┌─ GIVEN ENTRIES
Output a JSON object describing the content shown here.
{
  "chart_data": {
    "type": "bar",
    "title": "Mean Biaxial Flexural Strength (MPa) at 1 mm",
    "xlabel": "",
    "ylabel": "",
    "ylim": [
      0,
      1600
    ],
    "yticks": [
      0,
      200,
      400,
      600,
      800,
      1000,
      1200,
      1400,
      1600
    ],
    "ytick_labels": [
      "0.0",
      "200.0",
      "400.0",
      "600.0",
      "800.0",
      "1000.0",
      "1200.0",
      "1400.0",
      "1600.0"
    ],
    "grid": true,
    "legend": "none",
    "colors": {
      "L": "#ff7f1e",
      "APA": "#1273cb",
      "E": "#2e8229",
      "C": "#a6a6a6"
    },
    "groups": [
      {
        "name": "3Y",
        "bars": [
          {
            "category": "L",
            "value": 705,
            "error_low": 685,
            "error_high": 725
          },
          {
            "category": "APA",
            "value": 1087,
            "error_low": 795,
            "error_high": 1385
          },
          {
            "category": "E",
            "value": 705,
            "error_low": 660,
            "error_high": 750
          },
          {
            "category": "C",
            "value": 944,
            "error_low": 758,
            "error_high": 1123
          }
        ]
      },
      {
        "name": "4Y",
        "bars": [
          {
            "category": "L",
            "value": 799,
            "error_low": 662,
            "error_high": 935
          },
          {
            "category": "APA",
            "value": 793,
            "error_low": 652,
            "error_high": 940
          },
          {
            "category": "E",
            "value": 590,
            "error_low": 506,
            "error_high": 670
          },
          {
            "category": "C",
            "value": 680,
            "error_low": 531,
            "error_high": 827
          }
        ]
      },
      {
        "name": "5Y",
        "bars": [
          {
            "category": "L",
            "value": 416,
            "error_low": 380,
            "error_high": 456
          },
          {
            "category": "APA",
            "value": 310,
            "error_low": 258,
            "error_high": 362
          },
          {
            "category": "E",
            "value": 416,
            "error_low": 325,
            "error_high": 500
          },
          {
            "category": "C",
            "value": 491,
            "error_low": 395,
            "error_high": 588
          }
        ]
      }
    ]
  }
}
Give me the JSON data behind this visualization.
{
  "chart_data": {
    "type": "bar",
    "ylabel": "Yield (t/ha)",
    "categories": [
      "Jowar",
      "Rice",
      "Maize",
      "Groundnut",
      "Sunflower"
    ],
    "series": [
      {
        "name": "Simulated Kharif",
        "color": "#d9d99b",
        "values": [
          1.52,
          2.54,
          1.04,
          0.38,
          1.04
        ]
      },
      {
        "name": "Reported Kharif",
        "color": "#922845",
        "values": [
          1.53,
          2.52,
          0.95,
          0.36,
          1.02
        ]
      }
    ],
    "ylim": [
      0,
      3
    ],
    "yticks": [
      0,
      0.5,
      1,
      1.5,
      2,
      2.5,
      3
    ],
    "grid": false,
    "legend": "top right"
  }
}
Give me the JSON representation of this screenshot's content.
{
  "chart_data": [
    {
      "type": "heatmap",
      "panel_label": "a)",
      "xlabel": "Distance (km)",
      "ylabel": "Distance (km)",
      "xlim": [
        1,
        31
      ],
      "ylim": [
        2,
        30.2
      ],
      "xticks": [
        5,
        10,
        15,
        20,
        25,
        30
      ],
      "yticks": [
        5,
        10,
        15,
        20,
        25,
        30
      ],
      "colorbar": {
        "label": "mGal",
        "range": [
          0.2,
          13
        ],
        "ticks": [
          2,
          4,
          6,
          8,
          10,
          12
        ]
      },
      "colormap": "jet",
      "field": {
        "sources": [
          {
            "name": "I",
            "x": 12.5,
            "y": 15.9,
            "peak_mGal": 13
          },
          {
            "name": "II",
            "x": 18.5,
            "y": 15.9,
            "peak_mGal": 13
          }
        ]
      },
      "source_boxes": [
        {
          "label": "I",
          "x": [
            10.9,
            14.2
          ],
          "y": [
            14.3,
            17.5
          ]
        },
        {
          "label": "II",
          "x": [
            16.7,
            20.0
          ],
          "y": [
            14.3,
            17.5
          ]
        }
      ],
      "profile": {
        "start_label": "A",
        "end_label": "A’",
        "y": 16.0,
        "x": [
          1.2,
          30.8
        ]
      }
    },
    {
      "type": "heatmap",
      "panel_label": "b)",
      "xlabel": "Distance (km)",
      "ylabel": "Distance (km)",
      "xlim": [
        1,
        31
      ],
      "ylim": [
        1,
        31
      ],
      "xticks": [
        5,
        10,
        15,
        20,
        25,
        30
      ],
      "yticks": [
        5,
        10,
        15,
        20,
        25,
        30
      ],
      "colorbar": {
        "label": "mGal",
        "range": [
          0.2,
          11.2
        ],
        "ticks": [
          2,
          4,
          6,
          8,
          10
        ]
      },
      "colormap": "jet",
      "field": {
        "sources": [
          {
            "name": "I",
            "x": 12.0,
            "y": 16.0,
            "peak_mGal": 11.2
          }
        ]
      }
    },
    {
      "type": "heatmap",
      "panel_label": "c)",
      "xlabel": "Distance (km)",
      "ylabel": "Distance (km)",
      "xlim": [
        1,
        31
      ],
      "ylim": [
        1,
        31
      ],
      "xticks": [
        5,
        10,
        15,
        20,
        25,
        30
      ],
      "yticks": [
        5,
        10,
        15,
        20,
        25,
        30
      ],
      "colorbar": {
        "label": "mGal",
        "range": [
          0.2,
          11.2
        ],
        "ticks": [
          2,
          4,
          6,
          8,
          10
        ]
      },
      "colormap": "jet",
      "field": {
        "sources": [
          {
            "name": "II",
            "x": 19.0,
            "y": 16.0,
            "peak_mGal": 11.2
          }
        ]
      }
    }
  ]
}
└─
### WHAT TO PRODUCE:
Take the records above and return them exactly as written.

### RESPONSE TO THIS TASK:
Output a JSON object describing the content shown here.
{
  "chart_data": {
    "type": "bar",
    "title": "Mean Biaxial Flexural Strength (MPa) at 1 mm",
    "xlabel": "",
    "ylabel": "",
    "ylim": [
      0,
      1600
    ],
    "yticks": [
      0,
      200,
      400,
      600,
      800,
      1000,
      1200,
      1400,
      1600
    ],
    "ytick_labels": [
      "0.0",
      "200.0",
      "400.0",
      "600.0",
      "800.0",
      "1000.0",
      "1200.0",
      "1400.0",
      "1600.0"
    ],
    "grid": true,
    "legend": "none",
    "colors": {
      "L": "#ff7f1e",
      "APA": "#1273cb",
      "E": "#2e8229",
      "C": "#a6a6a6"
    },
    "groups": [
      {
        "name": "3Y",
        "bars": [
          {
            "category": "L",
            "value": 705,
            "error_low": 685,
            "error_high": 725
          },
          {
            "category": "APA",
            "value": 1087,
            "error_low": 795,
            "error_high": 1385
          },
          {
            "category": "E",
            "value": 705,
            "error_low": 660,
            "error_high": 750
          },
          {
            "category": "C",
            "value": 944,
            "error_low": 758,
            "error_high": 1123
          }
        ]
      },
      {
        "name": "4Y",
        "bars": [
          {
            "category": "L",
            "value": 799,
            "error_low": 662,
            "error_high": 935
          },
          {
            "category": "APA",
            "value": 793,
            "error_low": 652,
            "error_high": 940
          },
          {
            "category": "E",
            "value": 590,
            "error_low": 506,
            "error_high": 670
          },
          {
            "category": "C",
            "value": 680,
            "error_low": 531,
            "error_high": 827
          }
        ]
      },
      {
        "name": "5Y",
        "bars": [
          {
            "category": "L",
            "value": 416,
            "error_low": 380,
            "error_high": 456
          },
          {
            "category": "APA",
            "value": 310,
            "error_low": 258,
            "error_high": 362
          },
          {
            "category": "E",
            "value": 416,
            "error_low": 325,
            "error_high": 500
          },
          {
            "category": "C",
            "value": 491,
            "error_low": 395,
            "error_high": 588
          }
        ]
      }
    ]
  }
}
Give me the JSON data behind this visualization.
{
  "chart_data": {
    "type": "bar",
    "ylabel": "Yield (t/ha)",
    "categories": [
      "Jowar",
      "Rice",
      "Maize",
      "Groundnut",
      "Sunflower"
    ],
    "series": [
      {
        "name": "Simulated Kharif",
        "color": "#d9d99b",
        "values": [
          1.52,
          2.54,
          1.04,
          0.38,
          1.04
        ]
      },
      {
        "name": "Reported Kharif",
        "color": "#922845",
        "values": [
          1.53,
          2.52,
          0.95,
          0.36,
          1.02
        ]
      }
    ],
    "ylim": [
      0,
      3
    ],
    "yticks": [
      0,
      0.5,
      1,
      1.5,
      2,
      2.5,
      3
    ],
    "grid": false,
    "legend": "top right"
  }
}
Give me the JSON representation of this screenshot's content.
{
  "chart_data": [
    {
      "type": "heatmap",
      "panel_label": "a)",
      "xlabel": "Distance (km)",
      "ylabel": "Distance (km)",
      "xlim": [
        1,
        31
      ],
      "ylim": [
        2,
        30.2
      ],
      "xticks": [
        5,
        10,
        15,
        20,
        25,
        30
      ],
      "yticks": [
        5,
        10,
        15,
        20,
        25,
        30
      ],
      "colorbar": {
        "label": "mGal",
        "range": [
          0.2,
          13
        ],
        "ticks": [
          2,
          4,
          6,
          8,
          10,
          12
        ]
      },
      "colormap": "jet",
      "field": {
        "sources": [
          {
            "name": "I",
            "x": 12.5,
            "y": 15.9,
            "peak_mGal": 13
          },
          {
            "name": "II",
            "x": 18.5,
            "y": 15.9,
            "peak_mGal": 13
          }
        ]
      },
      "source_boxes": [
        {
          "label": "I",
          "x": [
            10.9,
            14.2
          ],
          "y": [
            14.3,
            17.5
          ]
        },
        {
          "label": "II",
          "x": [
            16.7,
            20.0
          ],
          "y": [
            14.3,
            17.5
          ]
        }
      ],
      "profile": {
        "start_label": "A",
        "end_label": "A’",
        "y": 16.0,
        "x": [
          1.2,
          30.8
        ]
      }
    },
    {
      "type": "heatmap",
      "panel_label": "b)",
      "xlabel": "Distance (km)",
      "ylabel": "Distance (km)",
      "xlim": [
        1,
        31
      ],
      "ylim": [
        1,
        31
      ],
      "xticks": [
        5,
        10,
        15,
        20,
        25,
        30
      ],
      "yticks": [
        5,
        10,
        15,
        20,
        25,
        30
      ],
      "colorbar": {
        "label": "mGal",
        "range": [
          0.2,
          11.2
        ],
        "ticks": [
          2,
          4,
          6,
          8,
          10
        ]
      },
      "colormap": "jet",
      "field": {
        "sources": [
          {
            "name": "I",
            "x": 12.0,
            "y": 16.0,
            "peak_mGal": 11.2
          }
        ]
      }
    },
    {
      "type": "heatmap",
      "panel_label": "c)",
      "xlabel": "Distance (km)",
      "ylabel": "Distance (km)",
      "xlim": [
        1,
        31
      ],
      "ylim": [
        1,
        31
      ],
      "xticks": [
        5,
        10,
        15,
        20,
        25,
        30
      ],
      "yticks": [
        5,
        10,
        15,
        20,
        25,
        30
      ],
      "colorbar": {
        "label": "mGal",
        "range": [
          0.2,
          11.2
        ],
        "ticks": [
          2,
          4,
          6,
          8,
          10
        ]
      },
      "colormap": "jet",
      "field": {
        "sources": [
          {
            "name": "II",
            "x": 19.0,
            "y": 16.0,
            "peak_mGal": 11.2
          }
        ]
      }
    }
  ]
}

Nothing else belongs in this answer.